**Your task**
Locate every line in the records below that holds the word "this" and return each one.

[Extracted data entries]
[start]

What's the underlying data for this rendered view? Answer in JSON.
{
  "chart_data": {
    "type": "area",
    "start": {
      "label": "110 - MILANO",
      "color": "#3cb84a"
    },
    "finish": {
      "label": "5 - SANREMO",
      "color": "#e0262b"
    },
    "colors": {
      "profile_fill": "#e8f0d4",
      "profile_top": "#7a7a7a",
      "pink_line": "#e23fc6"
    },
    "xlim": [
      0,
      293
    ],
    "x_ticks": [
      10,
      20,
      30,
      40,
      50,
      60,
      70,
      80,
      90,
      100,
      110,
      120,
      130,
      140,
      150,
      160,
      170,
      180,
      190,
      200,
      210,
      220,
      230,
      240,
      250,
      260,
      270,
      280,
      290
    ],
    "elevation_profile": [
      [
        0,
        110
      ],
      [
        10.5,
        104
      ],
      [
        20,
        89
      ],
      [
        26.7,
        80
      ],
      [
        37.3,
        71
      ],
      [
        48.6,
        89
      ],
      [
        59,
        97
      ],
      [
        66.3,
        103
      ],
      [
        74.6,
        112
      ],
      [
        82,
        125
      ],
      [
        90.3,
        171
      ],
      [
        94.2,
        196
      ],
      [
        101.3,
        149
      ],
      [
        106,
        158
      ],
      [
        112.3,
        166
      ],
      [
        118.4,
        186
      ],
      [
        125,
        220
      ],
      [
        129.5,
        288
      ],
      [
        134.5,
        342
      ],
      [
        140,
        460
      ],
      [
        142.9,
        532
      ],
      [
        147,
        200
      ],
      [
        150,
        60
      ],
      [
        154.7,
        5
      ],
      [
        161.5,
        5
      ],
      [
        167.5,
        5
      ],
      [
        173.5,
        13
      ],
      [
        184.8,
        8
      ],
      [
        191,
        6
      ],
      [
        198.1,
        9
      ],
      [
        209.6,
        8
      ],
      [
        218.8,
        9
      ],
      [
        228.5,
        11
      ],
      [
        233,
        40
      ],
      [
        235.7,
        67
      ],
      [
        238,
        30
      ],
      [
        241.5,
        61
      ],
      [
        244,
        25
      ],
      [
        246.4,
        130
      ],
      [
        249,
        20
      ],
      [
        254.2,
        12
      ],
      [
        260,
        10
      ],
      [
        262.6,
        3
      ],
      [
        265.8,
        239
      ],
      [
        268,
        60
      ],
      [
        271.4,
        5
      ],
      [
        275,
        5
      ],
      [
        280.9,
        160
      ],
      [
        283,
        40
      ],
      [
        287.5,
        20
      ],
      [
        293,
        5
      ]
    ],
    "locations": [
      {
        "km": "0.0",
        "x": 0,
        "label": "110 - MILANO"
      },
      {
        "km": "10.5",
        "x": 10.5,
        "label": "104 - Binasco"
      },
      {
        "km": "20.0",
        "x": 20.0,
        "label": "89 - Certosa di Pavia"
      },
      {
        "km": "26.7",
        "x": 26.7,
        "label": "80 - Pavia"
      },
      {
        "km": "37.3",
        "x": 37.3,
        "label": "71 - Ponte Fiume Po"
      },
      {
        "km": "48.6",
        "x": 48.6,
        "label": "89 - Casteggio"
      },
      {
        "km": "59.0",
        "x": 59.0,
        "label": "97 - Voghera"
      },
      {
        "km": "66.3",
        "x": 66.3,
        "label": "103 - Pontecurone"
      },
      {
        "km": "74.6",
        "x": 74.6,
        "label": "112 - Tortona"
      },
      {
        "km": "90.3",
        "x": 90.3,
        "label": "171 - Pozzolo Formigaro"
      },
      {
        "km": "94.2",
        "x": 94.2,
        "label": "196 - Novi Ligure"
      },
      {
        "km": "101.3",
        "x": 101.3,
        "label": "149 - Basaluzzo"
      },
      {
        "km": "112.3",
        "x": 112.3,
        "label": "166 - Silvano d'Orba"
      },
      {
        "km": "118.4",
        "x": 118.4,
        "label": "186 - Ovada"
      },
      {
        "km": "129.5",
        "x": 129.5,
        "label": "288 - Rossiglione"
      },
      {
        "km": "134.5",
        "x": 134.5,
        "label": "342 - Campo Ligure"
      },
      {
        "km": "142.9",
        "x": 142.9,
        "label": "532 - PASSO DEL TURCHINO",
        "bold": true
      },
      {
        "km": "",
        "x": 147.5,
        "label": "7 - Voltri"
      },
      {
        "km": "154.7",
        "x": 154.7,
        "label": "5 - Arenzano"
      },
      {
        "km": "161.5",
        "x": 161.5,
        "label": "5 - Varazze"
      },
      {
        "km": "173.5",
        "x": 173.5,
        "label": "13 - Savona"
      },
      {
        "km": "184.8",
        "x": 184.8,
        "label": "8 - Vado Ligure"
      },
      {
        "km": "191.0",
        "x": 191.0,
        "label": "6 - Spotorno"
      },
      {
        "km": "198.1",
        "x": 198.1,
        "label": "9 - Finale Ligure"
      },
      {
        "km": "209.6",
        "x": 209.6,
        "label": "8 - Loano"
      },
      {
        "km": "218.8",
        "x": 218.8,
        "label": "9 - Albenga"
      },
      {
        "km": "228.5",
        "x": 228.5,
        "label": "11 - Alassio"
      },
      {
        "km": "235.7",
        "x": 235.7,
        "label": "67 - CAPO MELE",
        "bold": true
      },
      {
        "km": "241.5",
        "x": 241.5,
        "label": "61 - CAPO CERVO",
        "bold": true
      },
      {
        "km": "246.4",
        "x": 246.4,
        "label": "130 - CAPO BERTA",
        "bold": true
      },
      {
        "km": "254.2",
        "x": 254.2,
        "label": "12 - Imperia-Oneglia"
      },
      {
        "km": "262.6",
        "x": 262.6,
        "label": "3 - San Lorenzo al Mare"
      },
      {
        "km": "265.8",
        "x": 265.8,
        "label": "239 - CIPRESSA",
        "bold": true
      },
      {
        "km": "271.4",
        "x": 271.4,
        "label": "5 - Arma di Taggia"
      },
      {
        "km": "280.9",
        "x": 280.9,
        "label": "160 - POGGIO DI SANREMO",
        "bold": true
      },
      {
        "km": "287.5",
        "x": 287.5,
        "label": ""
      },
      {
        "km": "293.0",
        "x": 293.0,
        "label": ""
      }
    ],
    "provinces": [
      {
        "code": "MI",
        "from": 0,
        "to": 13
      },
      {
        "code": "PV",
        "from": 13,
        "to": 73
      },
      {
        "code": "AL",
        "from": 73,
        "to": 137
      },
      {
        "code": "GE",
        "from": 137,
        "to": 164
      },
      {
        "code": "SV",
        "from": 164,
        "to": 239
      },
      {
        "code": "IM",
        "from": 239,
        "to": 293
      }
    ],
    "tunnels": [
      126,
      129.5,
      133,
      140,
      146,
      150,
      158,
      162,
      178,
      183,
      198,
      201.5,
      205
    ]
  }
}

[end]
[start]

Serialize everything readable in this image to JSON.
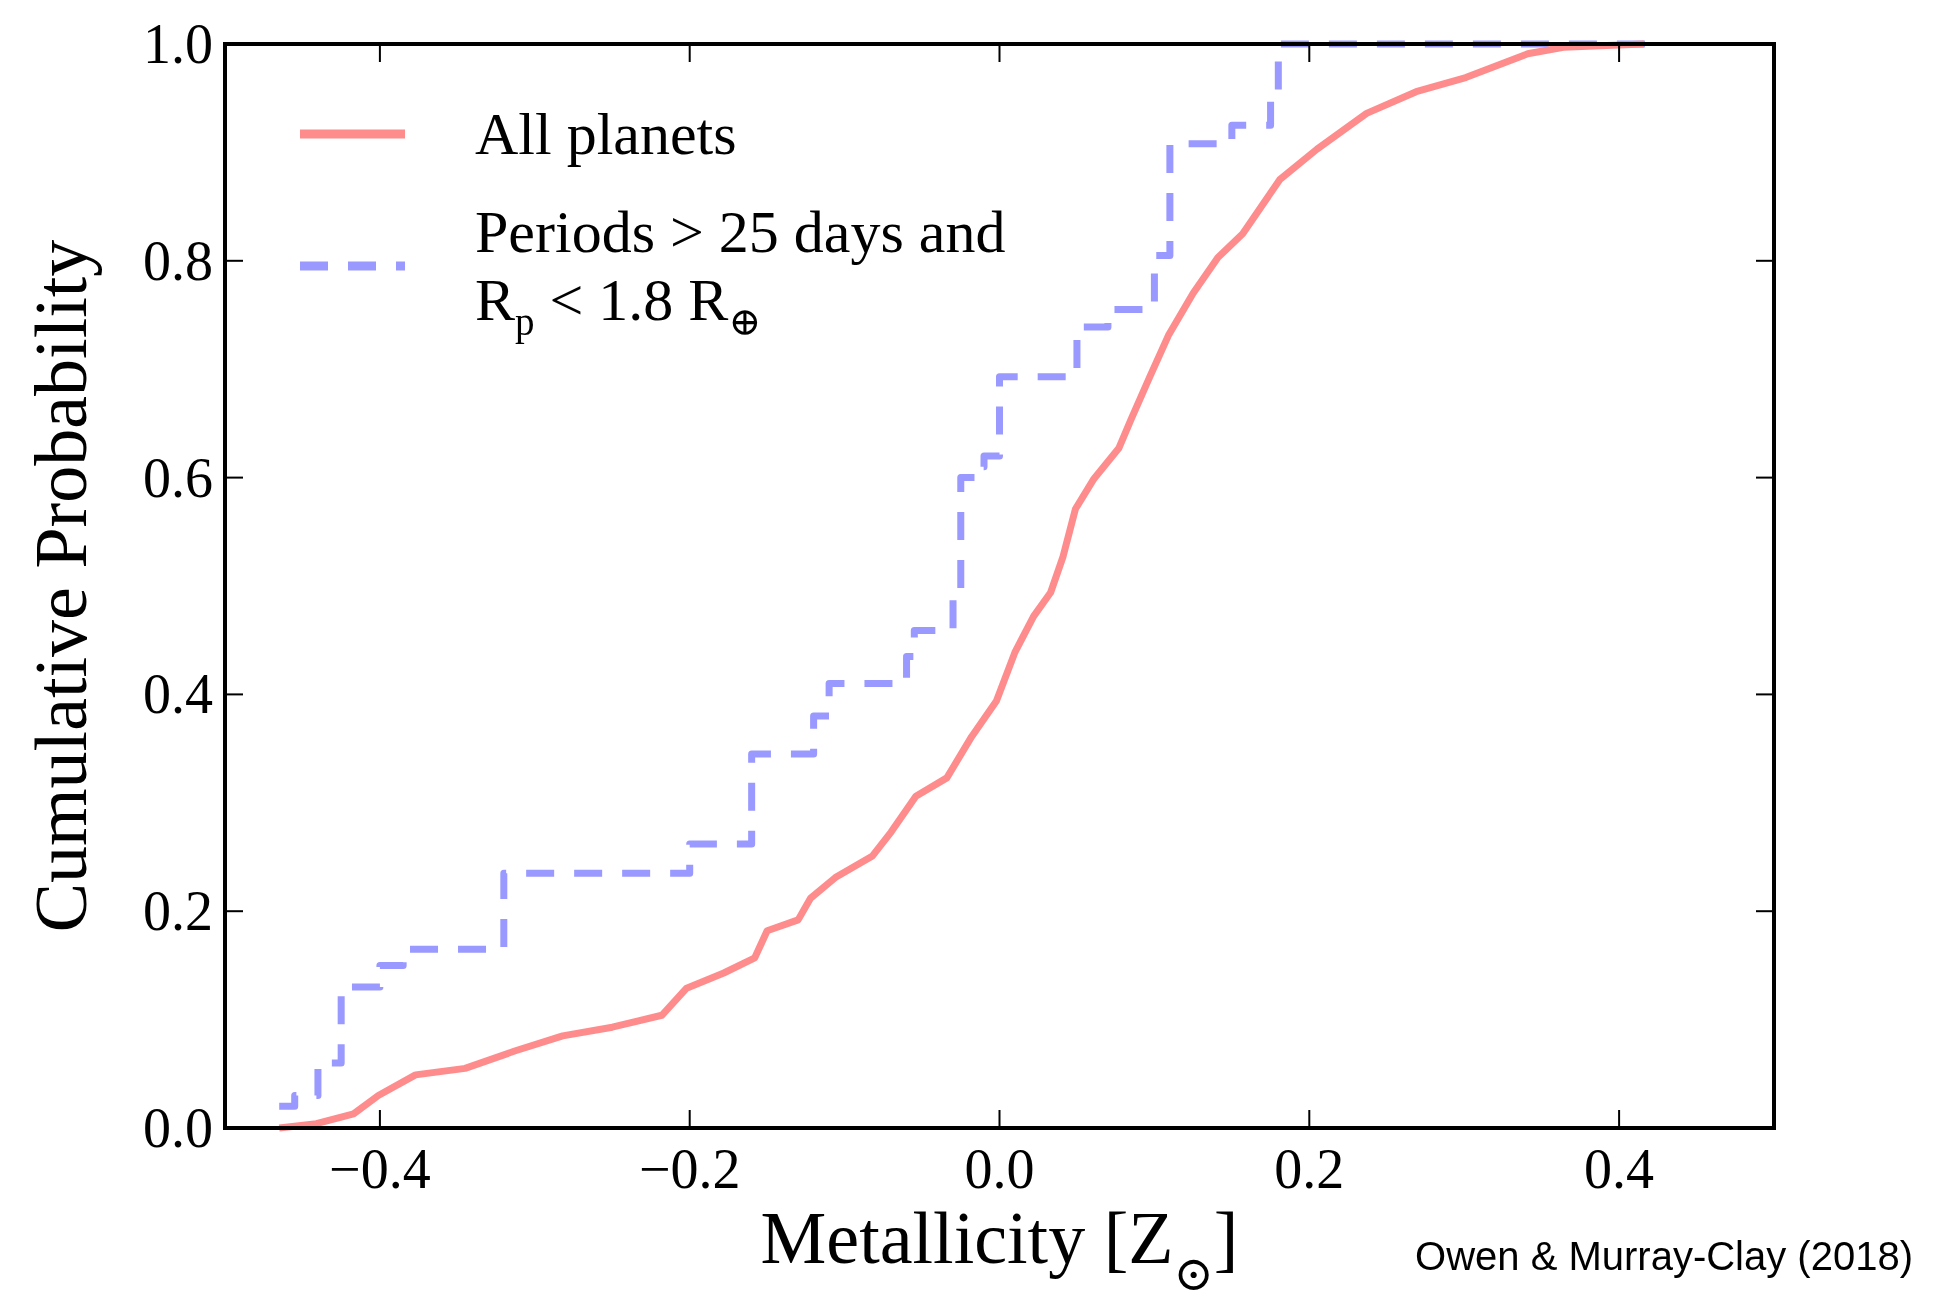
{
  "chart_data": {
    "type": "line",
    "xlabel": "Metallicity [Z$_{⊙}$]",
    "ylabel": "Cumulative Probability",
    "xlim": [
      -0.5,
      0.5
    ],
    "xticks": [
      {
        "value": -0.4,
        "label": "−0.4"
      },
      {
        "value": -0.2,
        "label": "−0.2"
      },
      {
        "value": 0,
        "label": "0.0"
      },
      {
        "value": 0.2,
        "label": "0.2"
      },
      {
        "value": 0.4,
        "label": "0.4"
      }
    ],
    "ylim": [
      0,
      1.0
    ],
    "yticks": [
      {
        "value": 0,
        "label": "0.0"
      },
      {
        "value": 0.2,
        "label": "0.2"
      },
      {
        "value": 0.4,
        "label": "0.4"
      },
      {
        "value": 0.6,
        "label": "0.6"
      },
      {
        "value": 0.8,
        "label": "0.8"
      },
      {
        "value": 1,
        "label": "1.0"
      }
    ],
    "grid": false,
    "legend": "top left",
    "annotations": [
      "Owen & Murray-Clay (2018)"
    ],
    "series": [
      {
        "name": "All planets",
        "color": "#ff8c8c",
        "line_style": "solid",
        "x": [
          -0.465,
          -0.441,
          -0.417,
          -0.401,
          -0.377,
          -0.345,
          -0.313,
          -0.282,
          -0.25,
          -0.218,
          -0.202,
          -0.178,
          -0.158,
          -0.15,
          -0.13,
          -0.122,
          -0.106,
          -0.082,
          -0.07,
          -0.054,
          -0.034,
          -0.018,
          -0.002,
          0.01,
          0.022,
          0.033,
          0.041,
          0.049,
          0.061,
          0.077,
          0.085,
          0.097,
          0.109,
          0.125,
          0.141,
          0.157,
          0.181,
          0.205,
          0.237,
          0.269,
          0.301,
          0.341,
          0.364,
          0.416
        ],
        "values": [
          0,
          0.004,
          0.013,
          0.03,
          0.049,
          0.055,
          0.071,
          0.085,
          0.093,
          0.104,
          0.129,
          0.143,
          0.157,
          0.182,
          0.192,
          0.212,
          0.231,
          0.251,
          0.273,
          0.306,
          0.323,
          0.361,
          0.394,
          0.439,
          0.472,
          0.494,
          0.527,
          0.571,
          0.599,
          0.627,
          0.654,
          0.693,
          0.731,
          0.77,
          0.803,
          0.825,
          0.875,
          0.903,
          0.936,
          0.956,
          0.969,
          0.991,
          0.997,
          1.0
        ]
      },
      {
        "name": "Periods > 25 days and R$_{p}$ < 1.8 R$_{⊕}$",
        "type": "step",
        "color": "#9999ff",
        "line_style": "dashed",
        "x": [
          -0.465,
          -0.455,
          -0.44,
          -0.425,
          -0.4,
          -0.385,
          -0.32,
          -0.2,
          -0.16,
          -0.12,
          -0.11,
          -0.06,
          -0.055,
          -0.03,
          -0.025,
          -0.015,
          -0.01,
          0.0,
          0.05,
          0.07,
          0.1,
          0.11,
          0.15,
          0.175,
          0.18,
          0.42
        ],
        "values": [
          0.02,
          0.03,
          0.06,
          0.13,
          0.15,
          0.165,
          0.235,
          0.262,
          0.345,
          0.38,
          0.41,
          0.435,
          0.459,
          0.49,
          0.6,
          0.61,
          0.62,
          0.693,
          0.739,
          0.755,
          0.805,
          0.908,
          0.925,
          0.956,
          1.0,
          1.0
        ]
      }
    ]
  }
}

[end]
[start]

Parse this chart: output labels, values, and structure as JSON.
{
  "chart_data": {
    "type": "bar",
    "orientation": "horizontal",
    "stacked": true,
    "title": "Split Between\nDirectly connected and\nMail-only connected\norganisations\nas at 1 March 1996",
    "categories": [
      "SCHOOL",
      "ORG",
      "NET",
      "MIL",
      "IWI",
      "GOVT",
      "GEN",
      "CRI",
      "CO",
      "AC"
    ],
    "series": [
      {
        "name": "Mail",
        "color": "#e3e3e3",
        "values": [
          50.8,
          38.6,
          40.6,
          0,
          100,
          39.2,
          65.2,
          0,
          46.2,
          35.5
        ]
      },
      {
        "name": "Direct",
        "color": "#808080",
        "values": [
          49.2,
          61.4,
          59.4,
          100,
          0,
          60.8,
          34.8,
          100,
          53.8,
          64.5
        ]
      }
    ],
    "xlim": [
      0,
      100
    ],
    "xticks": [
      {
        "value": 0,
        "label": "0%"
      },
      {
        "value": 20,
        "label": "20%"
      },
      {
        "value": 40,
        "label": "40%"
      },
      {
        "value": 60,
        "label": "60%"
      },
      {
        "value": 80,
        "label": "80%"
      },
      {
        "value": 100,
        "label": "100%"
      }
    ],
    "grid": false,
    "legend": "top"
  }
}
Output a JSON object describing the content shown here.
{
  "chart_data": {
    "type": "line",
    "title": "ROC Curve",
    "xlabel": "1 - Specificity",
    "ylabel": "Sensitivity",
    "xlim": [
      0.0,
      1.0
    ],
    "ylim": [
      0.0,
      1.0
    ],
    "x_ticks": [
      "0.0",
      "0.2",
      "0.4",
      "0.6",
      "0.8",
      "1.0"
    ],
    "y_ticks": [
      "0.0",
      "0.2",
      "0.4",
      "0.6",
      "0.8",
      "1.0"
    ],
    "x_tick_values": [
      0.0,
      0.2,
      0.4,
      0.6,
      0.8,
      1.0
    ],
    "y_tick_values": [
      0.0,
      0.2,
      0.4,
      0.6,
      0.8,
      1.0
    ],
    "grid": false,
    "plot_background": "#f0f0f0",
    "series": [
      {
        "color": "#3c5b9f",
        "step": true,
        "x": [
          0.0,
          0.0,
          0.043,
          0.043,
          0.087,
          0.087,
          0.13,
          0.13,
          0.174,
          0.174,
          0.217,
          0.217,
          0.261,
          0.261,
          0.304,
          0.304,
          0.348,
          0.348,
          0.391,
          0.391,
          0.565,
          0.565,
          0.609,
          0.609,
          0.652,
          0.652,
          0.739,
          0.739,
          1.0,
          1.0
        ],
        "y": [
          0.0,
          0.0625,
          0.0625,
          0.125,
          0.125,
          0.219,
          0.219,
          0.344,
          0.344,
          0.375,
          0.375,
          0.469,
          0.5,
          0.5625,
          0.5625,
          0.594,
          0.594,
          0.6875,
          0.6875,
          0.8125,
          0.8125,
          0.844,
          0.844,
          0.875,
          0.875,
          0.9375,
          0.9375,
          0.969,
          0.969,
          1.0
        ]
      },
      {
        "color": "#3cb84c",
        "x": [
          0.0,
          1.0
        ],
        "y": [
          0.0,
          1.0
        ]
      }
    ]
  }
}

[end]

**The answer**
What's the underlying data for this rendered view? Answer in JSON.
Serialize everything readable in this image to JSON.
Parse this chart: output labels, values, and structure as JSON.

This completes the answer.